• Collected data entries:
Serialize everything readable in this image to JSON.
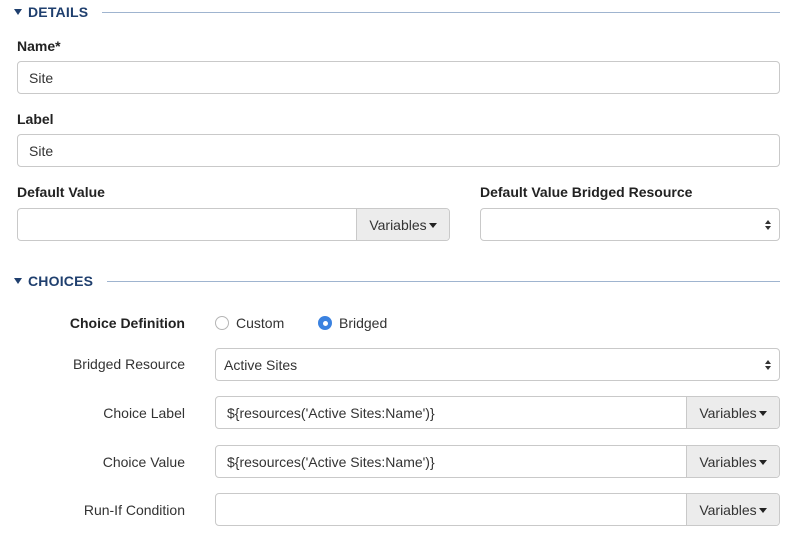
{
  "details": {
    "title": "DETAILS",
    "name_label": "Name*",
    "name_value": "Site",
    "label_label": "Label",
    "label_value": "Site",
    "default_value_label": "Default Value",
    "default_value_value": "",
    "variables_label": "Variables",
    "bridged_resource_label": "Default Value Bridged Resource",
    "bridged_resource_value": ""
  },
  "choices": {
    "title": "CHOICES",
    "choice_definition_label": "Choice Definition",
    "options": [
      {
        "label": "Custom",
        "selected": false
      },
      {
        "label": "Bridged",
        "selected": true
      }
    ],
    "bridged_resource_label": "Bridged Resource",
    "bridged_resource_value": "Active Sites",
    "choice_label_label": "Choice Label",
    "choice_label_value": "${resources('Active Sites:Name')}",
    "choice_value_label": "Choice Value",
    "choice_value_value": "${resources('Active Sites:Name')}",
    "run_if_label": "Run-If Condition",
    "run_if_value": "",
    "variables_label": "Variables"
  },
  "colors": {
    "section_title": "#1f3f6e",
    "radio_selected": "#3b82e0",
    "button_bg": "#ececec"
  }
}
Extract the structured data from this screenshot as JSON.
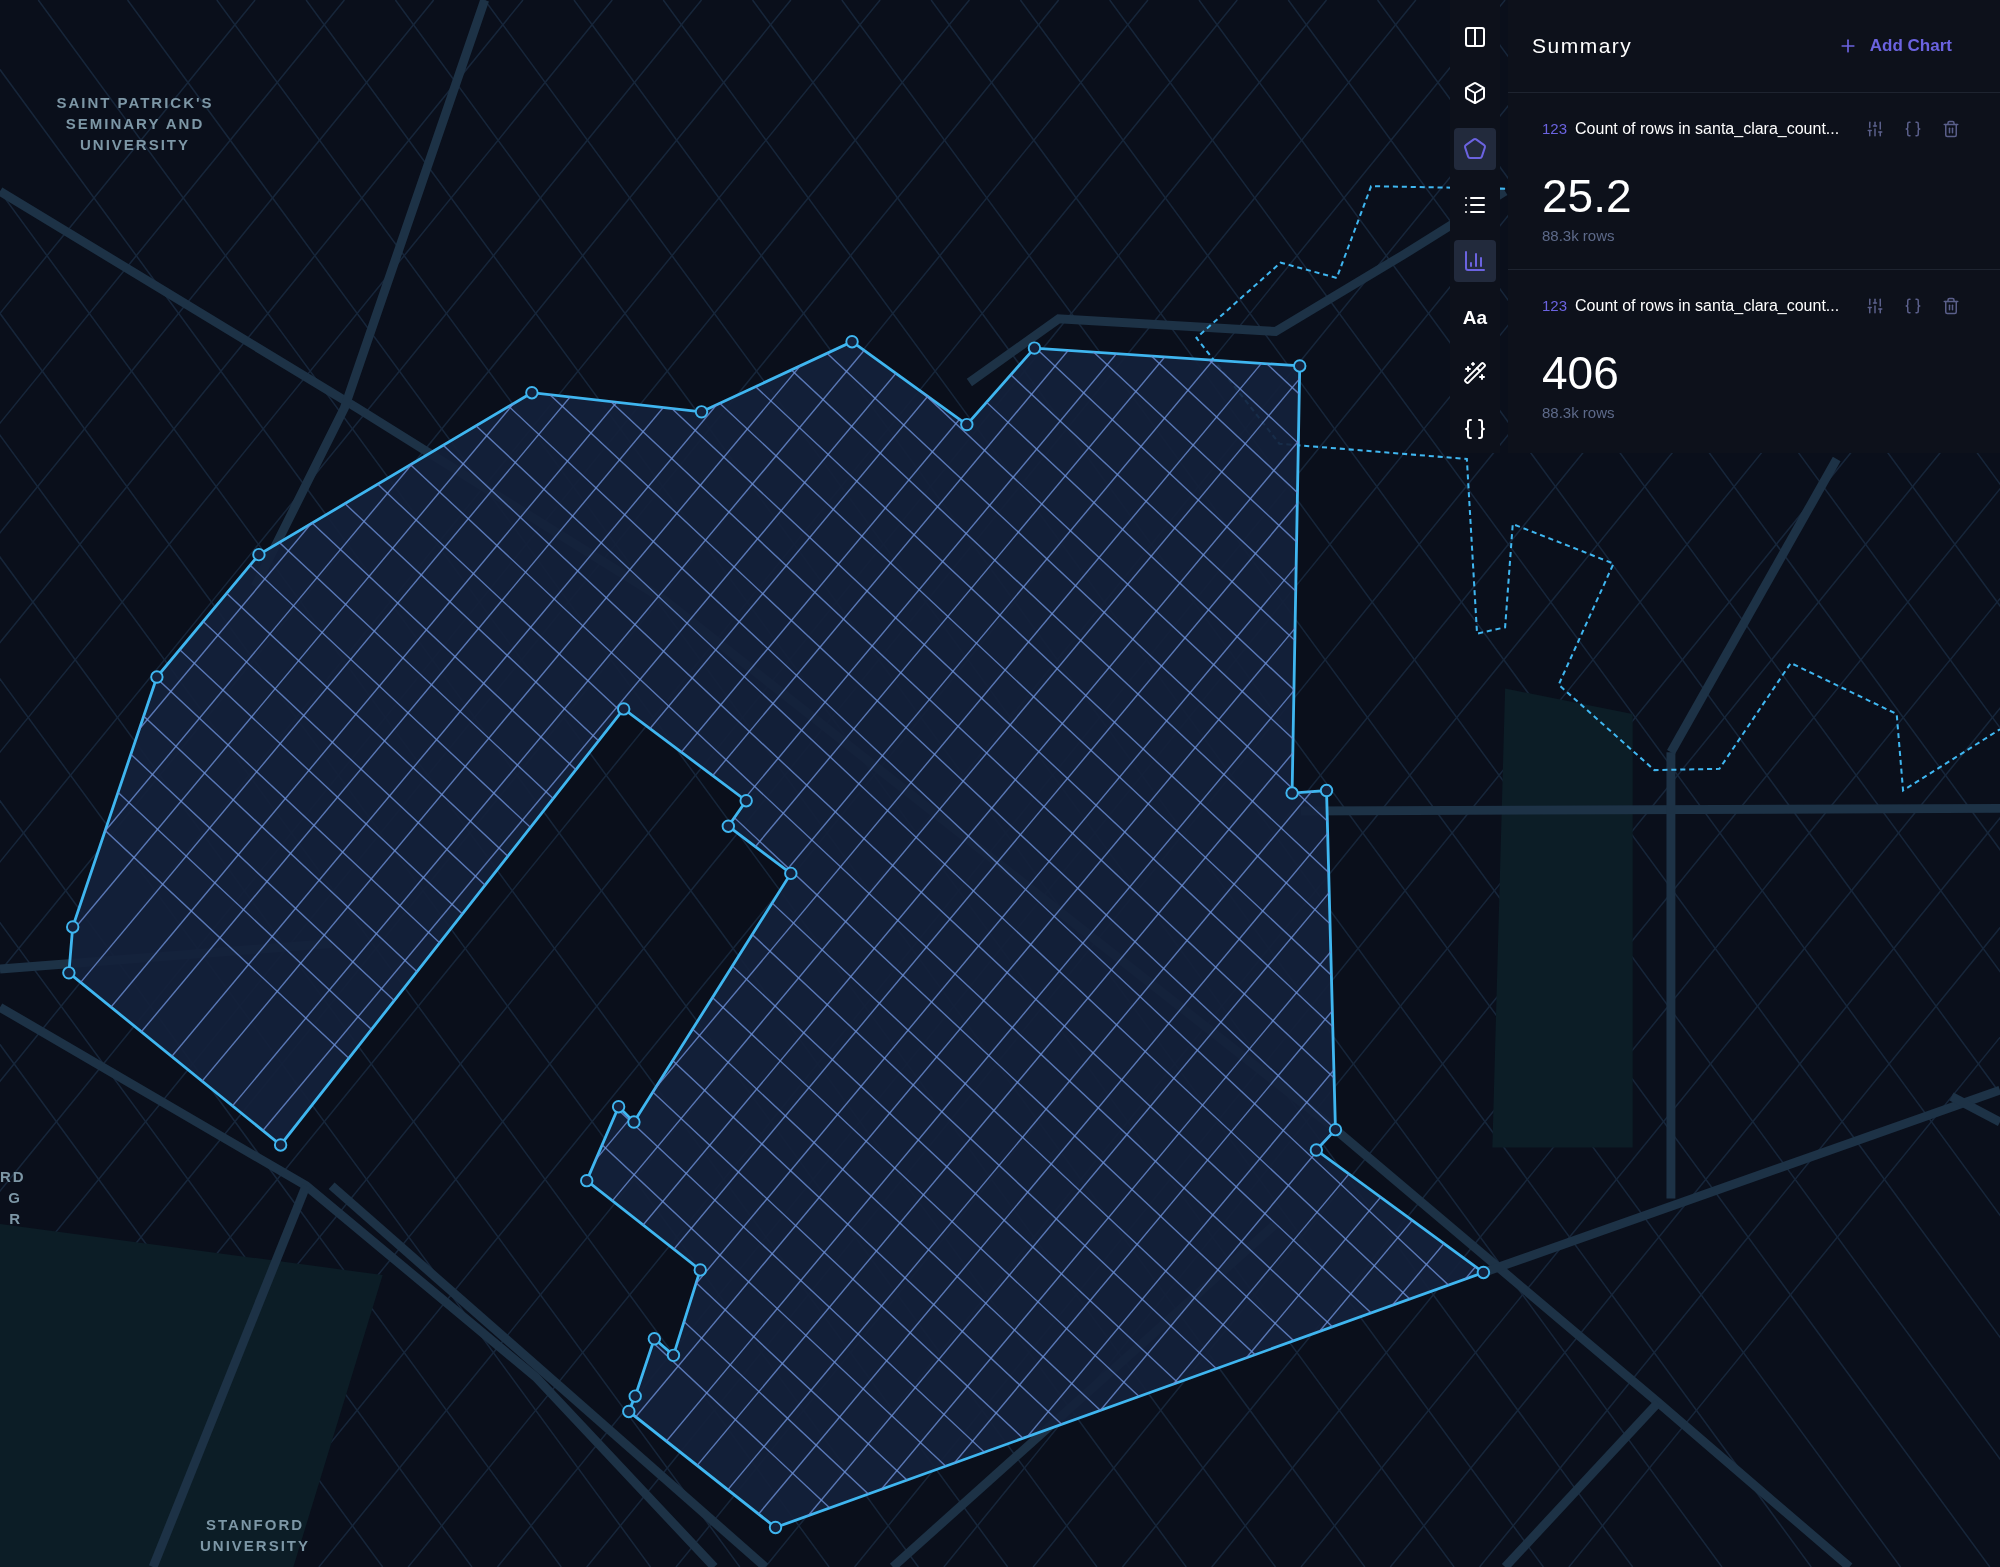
{
  "map": {
    "labels": [
      {
        "text": "SAINT PATRICK'S\nSEMINARY AND\nUNIVERSITY"
      },
      {
        "text": "RD\nG\nR"
      },
      {
        "text": "STANFORD\nUNIVERSITY"
      }
    ]
  },
  "toolbar": {
    "items": [
      {
        "kind": "split",
        "selected": false
      },
      {
        "kind": "cube",
        "selected": false
      },
      {
        "kind": "polygon",
        "selected": true
      },
      {
        "kind": "list",
        "selected": false
      },
      {
        "kind": "chart",
        "selected": true
      },
      {
        "kind": "text",
        "label": "Aa",
        "selected": false
      },
      {
        "kind": "wand",
        "selected": false
      },
      {
        "kind": "braces",
        "selected": false
      }
    ]
  },
  "summary": {
    "title": "Summary",
    "add_button": "Add Chart",
    "cards": [
      {
        "badge": "123",
        "title": "Count of rows in santa_clara_count...",
        "value": "25.2",
        "rows": "88.3k rows"
      },
      {
        "badge": "123",
        "title": "Count of rows in santa_clara_count...",
        "value": "406",
        "rows": "88.3k rows"
      }
    ]
  }
}
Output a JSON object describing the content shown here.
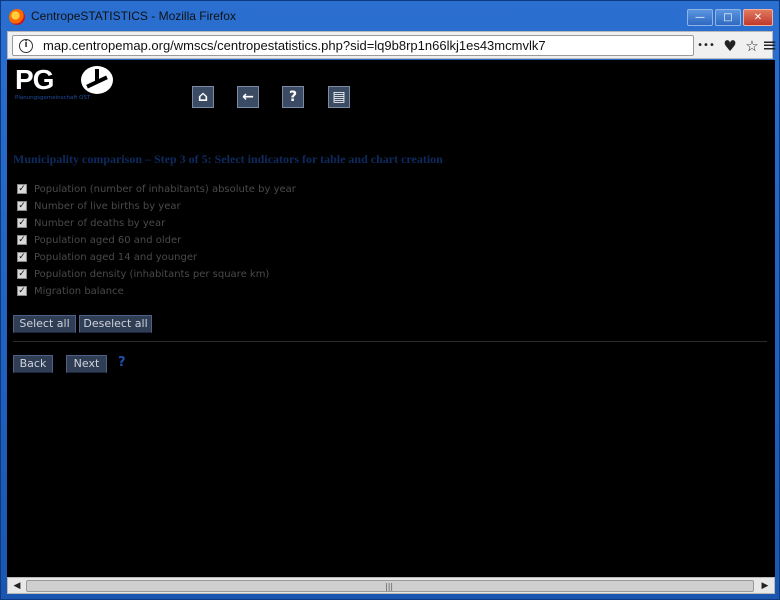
{
  "window": {
    "title": "CentropeSTATISTICS - Mozilla Firefox",
    "minimize": "—",
    "maximize": "□",
    "close": "✕"
  },
  "navbar": {
    "url": "map.centropemap.org/wmscs/centropestatistics.php?sid=lq9b8rp1n66lkj1es43mcmvlk7",
    "info_icon": "i",
    "more_icon": "•••",
    "pocket_icon": "♥",
    "bookmark_icon": "☆",
    "menu_icon": "≡"
  },
  "logo": {
    "letters": "PG",
    "subtitle": "Planungsgemeinschaft OST"
  },
  "toolbar": {
    "home_icon": "⌂",
    "back_icon": "←",
    "help_icon": "?",
    "calc_icon": "▤"
  },
  "heading": "Municipality comparison – Step 3 of 5: Select indicators for table and chart creation",
  "indicators": [
    {
      "label": "Population (number of inhabitants) absolute by year",
      "checked": true
    },
    {
      "label": "Number of live births by year",
      "checked": true
    },
    {
      "label": "Number of deaths by year",
      "checked": true
    },
    {
      "label": "Population aged 60 and older",
      "checked": true
    },
    {
      "label": "Population aged 14 and younger",
      "checked": true
    },
    {
      "label": "Population density (inhabitants per square km)",
      "checked": true
    },
    {
      "label": "Migration balance",
      "checked": true
    }
  ],
  "check_mark": "✓",
  "buttons": {
    "select_all": "Select all",
    "deselect_all": "Deselect all",
    "back": "Back",
    "next": "Next",
    "help": "?"
  },
  "scrollbar": {
    "left": "◀",
    "right": "▶",
    "grip": "|||"
  }
}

• What is expected:
Transcribe each line above verbatim, with the pictures left out.

• Result of the exercise:
Serialize everything readable in this image to JSON.
{
  "details": {
    "title": "DETAILS",
    "name_label": "Name*",
    "name_value": "Site",
    "label_label": "Label",
    "label_value": "Site",
    "default_value_label": "Default Value",
    "default_value_value": "",
    "variables_label": "Variables",
    "bridged_resource_label": "Default Value Bridged Resource",
    "bridged_resource_value": ""
  },
  "choices": {
    "title": "CHOICES",
    "choice_definition_label": "Choice Definition",
    "options": [
      {
        "label": "Custom",
        "selected": false
      },
      {
        "label": "Bridged",
        "selected": true
      }
    ],
    "bridged_resource_label": "Bridged Resource",
    "bridged_resource_value": "Active Sites",
    "choice_label_label": "Choice Label",
    "choice_label_value": "${resources('Active Sites:Name')}",
    "choice_value_label": "Choice Value",
    "choice_value_value": "${resources('Active Sites:Name')}",
    "run_if_label": "Run-If Condition",
    "run_if_value": "",
    "variables_label": "Variables"
  },
  "colors": {
    "section_title": "#1f3f6e",
    "radio_selected": "#3b82e0",
    "button_bg": "#ececec"
  }
}
Extract the structured data from this screenshot as JSON.
{
  "map": {
    "labels": [
      {
        "text": "SAINT PATRICK'S\nSEMINARY AND\nUNIVERSITY"
      },
      {
        "text": "RD\nG\nR"
      },
      {
        "text": "STANFORD\nUNIVERSITY"
      }
    ]
  },
  "toolbar": {
    "items": [
      {
        "kind": "split",
        "selected": false
      },
      {
        "kind": "cube",
        "selected": false
      },
      {
        "kind": "polygon",
        "selected": true
      },
      {
        "kind": "list",
        "selected": false
      },
      {
        "kind": "chart",
        "selected": true
      },
      {
        "kind": "text",
        "label": "Aa",
        "selected": false
      },
      {
        "kind": "wand",
        "selected": false
      },
      {
        "kind": "braces",
        "selected": false
      }
    ]
  },
  "summary": {
    "title": "Summary",
    "add_button": "Add Chart",
    "cards": [
      {
        "badge": "123",
        "title": "Count of rows in santa_clara_count...",
        "value": "25.2",
        "rows": "88.3k rows"
      },
      {
        "badge": "123",
        "title": "Count of rows in santa_clara_count...",
        "value": "406",
        "rows": "88.3k rows"
      }
    ]
  }
}
Output a JSON object describing the content shown here.
{
  "window": {
    "title": "CentropeSTATISTICS - Mozilla Firefox",
    "minimize": "—",
    "maximize": "□",
    "close": "✕"
  },
  "navbar": {
    "url": "map.centropemap.org/wmscs/centropestatistics.php?sid=lq9b8rp1n66lkj1es43mcmvlk7",
    "info_icon": "i",
    "more_icon": "•••",
    "pocket_icon": "♥",
    "bookmark_icon": "☆",
    "menu_icon": "≡"
  },
  "logo": {
    "letters": "PG",
    "subtitle": "Planungsgemeinschaft OST"
  },
  "toolbar": {
    "home_icon": "⌂",
    "back_icon": "←",
    "help_icon": "?",
    "calc_icon": "▤"
  },
  "heading": "Municipality comparison – Step 3 of 5: Select indicators for table and chart creation",
  "indicators": [
    {
      "label": "Population (number of inhabitants) absolute by year",
      "checked": true
    },
    {
      "label": "Number of live births by year",
      "checked": true
    },
    {
      "label": "Number of deaths by year",
      "checked": true
    },
    {
      "label": "Population aged 60 and older",
      "checked": true
    },
    {
      "label": "Population aged 14 and younger",
      "checked": true
    },
    {
      "label": "Population density (inhabitants per square km)",
      "checked": true
    },
    {
      "label": "Migration balance",
      "checked": true
    }
  ],
  "check_mark": "✓",
  "buttons": {
    "select_all": "Select all",
    "deselect_all": "Deselect all",
    "back": "Back",
    "next": "Next",
    "help": "?"
  },
  "scrollbar": {
    "left": "◀",
    "right": "▶",
    "grip": "|||"
  }
}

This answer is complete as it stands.